*Data for this task*:
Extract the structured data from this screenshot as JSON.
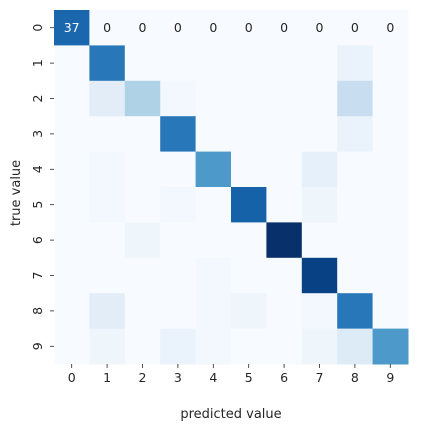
{
  "chart_data": {
    "type": "heatmap",
    "title": "",
    "xlabel": "predicted value",
    "ylabel": "true value",
    "x_categories": [
      "0",
      "1",
      "2",
      "3",
      "4",
      "5",
      "6",
      "7",
      "8",
      "9"
    ],
    "y_categories": [
      "0",
      "1",
      "2",
      "3",
      "4",
      "5",
      "6",
      "7",
      "8",
      "9"
    ],
    "colormap": "Blues",
    "colorbar": false,
    "annotations_shown_in_row": "0",
    "vmax": 47,
    "matrix": [
      [
        37,
        0,
        0,
        0,
        0,
        0,
        0,
        0,
        0,
        0
      ],
      [
        0,
        34,
        0,
        0,
        0,
        0,
        0,
        0,
        3,
        0
      ],
      [
        0,
        5,
        15,
        1,
        0,
        0,
        0,
        0,
        11,
        0
      ],
      [
        0,
        0,
        0,
        34,
        0,
        0,
        0,
        0,
        3,
        0
      ],
      [
        0,
        1,
        0,
        0,
        28,
        0,
        0,
        4,
        0,
        0
      ],
      [
        0,
        1,
        0,
        1,
        0,
        38,
        0,
        2,
        0,
        0
      ],
      [
        0,
        0,
        2,
        0,
        0,
        0,
        47,
        0,
        0,
        0
      ],
      [
        0,
        0,
        0,
        0,
        1,
        0,
        0,
        44,
        0,
        0
      ],
      [
        0,
        5,
        0,
        0,
        1,
        2,
        0,
        1,
        34,
        0
      ],
      [
        0,
        2,
        0,
        3,
        1,
        0,
        0,
        2,
        6,
        28
      ]
    ]
  }
}
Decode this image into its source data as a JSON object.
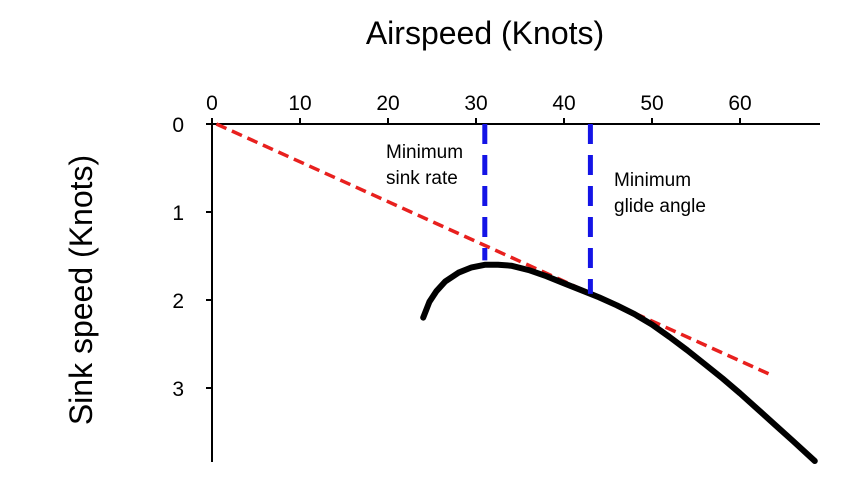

*Given task*: Scan the data above and copy every line with "value" in it.

*Task answer*:
    "xlabel": "predicted value",
    "ylabel": "true value",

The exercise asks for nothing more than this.